→ PROVIDED DATA

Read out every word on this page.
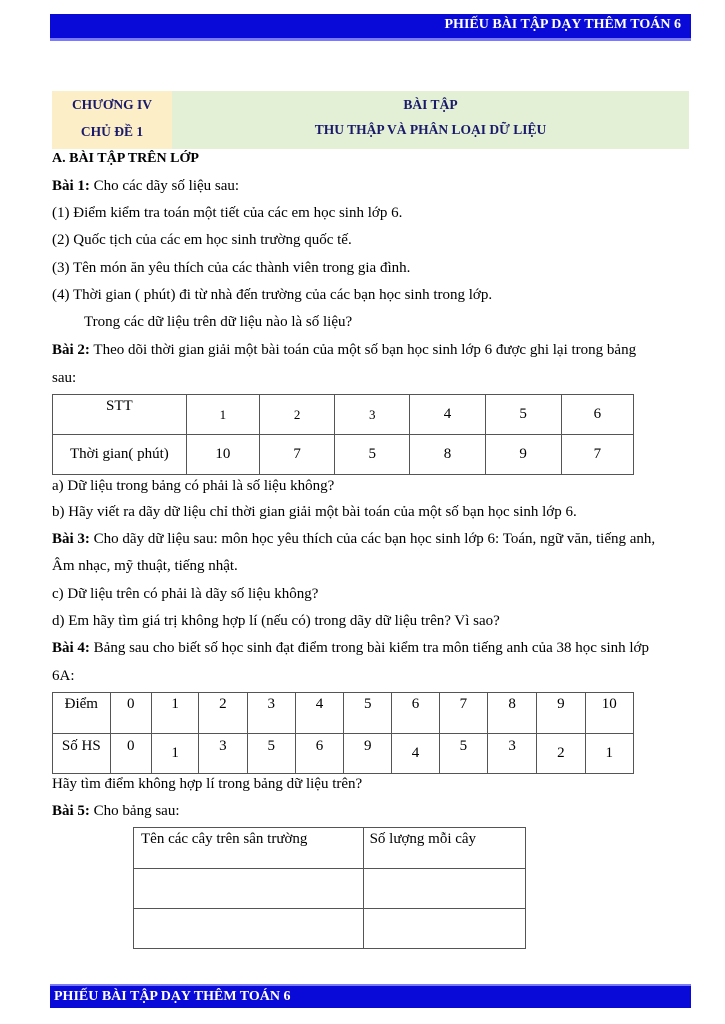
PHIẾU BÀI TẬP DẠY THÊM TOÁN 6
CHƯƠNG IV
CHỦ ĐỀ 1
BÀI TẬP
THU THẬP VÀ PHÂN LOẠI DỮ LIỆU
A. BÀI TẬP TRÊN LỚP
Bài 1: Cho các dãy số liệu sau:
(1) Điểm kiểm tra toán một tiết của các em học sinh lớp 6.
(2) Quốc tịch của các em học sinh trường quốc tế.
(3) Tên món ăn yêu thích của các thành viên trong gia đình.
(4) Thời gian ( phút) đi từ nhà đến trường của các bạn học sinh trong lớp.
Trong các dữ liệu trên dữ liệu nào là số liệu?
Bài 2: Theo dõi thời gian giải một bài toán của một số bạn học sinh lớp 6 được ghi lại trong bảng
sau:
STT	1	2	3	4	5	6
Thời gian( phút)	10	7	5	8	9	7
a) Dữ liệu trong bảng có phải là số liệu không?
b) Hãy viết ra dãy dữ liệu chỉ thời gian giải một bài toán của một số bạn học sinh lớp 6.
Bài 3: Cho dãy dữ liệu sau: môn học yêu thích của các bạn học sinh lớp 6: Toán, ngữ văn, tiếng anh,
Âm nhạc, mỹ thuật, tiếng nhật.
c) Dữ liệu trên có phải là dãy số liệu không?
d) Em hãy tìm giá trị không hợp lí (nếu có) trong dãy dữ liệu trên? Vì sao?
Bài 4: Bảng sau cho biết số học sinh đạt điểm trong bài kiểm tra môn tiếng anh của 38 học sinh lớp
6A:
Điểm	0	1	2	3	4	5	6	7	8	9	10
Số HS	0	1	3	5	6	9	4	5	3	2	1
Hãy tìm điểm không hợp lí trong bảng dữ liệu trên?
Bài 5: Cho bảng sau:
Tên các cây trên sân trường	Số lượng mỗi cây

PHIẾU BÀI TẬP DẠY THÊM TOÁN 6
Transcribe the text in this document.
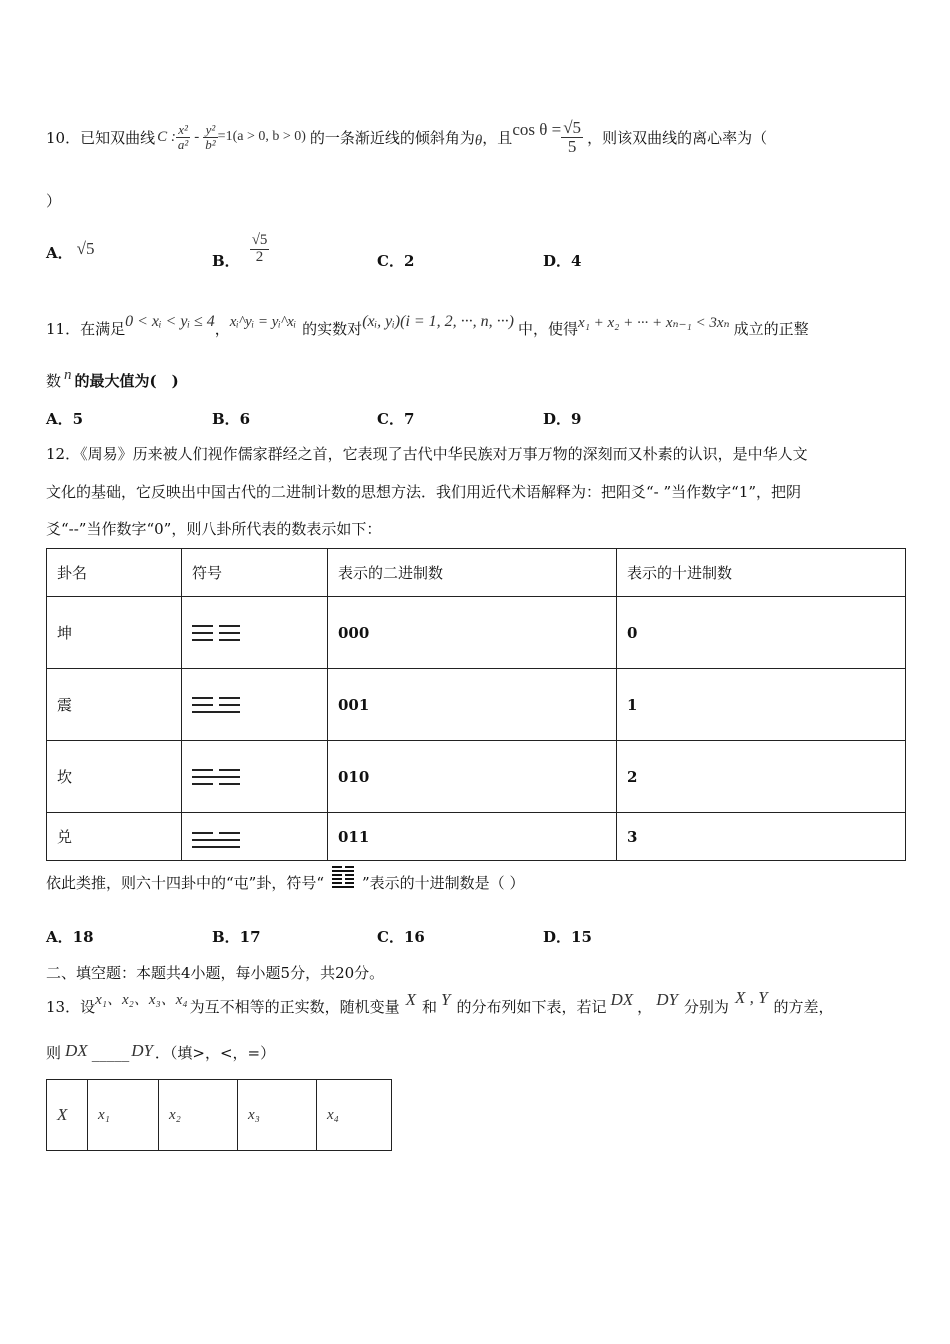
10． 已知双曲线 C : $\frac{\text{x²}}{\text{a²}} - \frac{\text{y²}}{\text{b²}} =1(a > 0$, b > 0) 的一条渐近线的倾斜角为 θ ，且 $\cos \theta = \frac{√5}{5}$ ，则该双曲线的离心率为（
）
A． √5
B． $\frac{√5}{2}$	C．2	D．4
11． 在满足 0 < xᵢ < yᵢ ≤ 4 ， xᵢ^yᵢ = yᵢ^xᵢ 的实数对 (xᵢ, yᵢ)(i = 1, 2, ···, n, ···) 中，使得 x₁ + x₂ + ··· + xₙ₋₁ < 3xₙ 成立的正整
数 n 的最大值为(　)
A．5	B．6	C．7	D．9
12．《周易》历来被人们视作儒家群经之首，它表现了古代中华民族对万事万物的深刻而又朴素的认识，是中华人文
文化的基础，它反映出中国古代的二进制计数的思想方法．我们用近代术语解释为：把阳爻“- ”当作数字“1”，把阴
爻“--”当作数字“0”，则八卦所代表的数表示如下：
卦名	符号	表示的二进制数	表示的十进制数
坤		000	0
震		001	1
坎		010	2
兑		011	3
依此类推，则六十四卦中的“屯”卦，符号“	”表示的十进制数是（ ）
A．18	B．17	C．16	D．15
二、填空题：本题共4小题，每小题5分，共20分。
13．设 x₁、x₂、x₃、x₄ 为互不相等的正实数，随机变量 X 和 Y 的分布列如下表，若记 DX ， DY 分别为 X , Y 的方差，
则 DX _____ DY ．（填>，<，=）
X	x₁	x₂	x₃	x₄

→ AIM OF THE EXERCISE
Leaving out the pictures, repeat the data above exactly.

→ SOLUTION FOR THIS TASK
Read out every word on this page.
PHIẾU BÀI TẬP DẠY THÊM TOÁN 6
CHƯƠNG IV
CHỦ ĐỀ 1
BÀI TẬP
THU THẬP VÀ PHÂN LOẠI DỮ LIỆU
A. BÀI TẬP TRÊN LỚP
Bài 1: Cho các dãy số liệu sau:
(1) Điểm kiểm tra toán một tiết của các em học sinh lớp 6.
(2) Quốc tịch của các em học sinh trường quốc tế.
(3) Tên món ăn yêu thích của các thành viên trong gia đình.
(4) Thời gian ( phút) đi từ nhà đến trường của các bạn học sinh trong lớp.
Trong các dữ liệu trên dữ liệu nào là số liệu?
Bài 2: Theo dõi thời gian giải một bài toán của một số bạn học sinh lớp 6 được ghi lại trong bảng
sau:
STT	1	2	3	4	5	6
Thời gian( phút)	10	7	5	8	9	7
a) Dữ liệu trong bảng có phải là số liệu không?
b) Hãy viết ra dãy dữ liệu chỉ thời gian giải một bài toán của một số bạn học sinh lớp 6.
Bài 3: Cho dãy dữ liệu sau: môn học yêu thích của các bạn học sinh lớp 6: Toán, ngữ văn, tiếng anh,
Âm nhạc, mỹ thuật, tiếng nhật.
c) Dữ liệu trên có phải là dãy số liệu không?
d) Em hãy tìm giá trị không hợp lí (nếu có) trong dãy dữ liệu trên? Vì sao?
Bài 4: Bảng sau cho biết số học sinh đạt điểm trong bài kiểm tra môn tiếng anh của 38 học sinh lớp
6A:
Điểm	0	1	2	3	4	5	6	7	8	9	10
Số HS	0	1	3	5	6	9	4	5	3	2	1
Hãy tìm điểm không hợp lí trong bảng dữ liệu trên?
Bài 5: Cho bảng sau:
Tên các cây trên sân trường	Số lượng mỗi cây

PHIẾU BÀI TẬP DẠY THÊM TOÁN 6
Transcribe the text in this document.
10． 已知双曲线 C : $\frac{\text{x²}}{\text{a²}} - \frac{\text{y²}}{\text{b²}} =1(a > 0$, b > 0) 的一条渐近线的倾斜角为 θ ，且 $\cos \theta = \frac{√5}{5}$ ，则该双曲线的离心率为（
）
A． √5
B． $\frac{√5}{2}$	C．2	D．4
11． 在满足 0 < xᵢ < yᵢ ≤ 4 ， xᵢ^yᵢ = yᵢ^xᵢ 的实数对 (xᵢ, yᵢ)(i = 1, 2, ···, n, ···) 中，使得 x₁ + x₂ + ··· + xₙ₋₁ < 3xₙ 成立的正整
数 n 的最大值为(　)
A．5	B．6	C．7	D．9
12．《周易》历来被人们视作儒家群经之首，它表现了古代中华民族对万事万物的深刻而又朴素的认识，是中华人文
文化的基础，它反映出中国古代的二进制计数的思想方法．我们用近代术语解释为：把阳爻“- ”当作数字“1”，把阴
爻“--”当作数字“0”，则八卦所代表的数表示如下：
卦名	符号	表示的二进制数	表示的十进制数
坤		000	0
震		001	1
坎		010	2
兑		011	3
依此类推，则六十四卦中的“屯”卦，符号“	”表示的十进制数是（ ）
A．18	B．17	C．16	D．15
二、填空题：本题共4小题，每小题5分，共20分。
13．设 x₁、x₂、x₃、x₄ 为互不相等的正实数，随机变量 X 和 Y 的分布列如下表，若记 DX ， DY 分别为 X , Y 的方差，
则 DX _____ DY ．（填>，<，=）
X	x₁	x₂	x₃	x₄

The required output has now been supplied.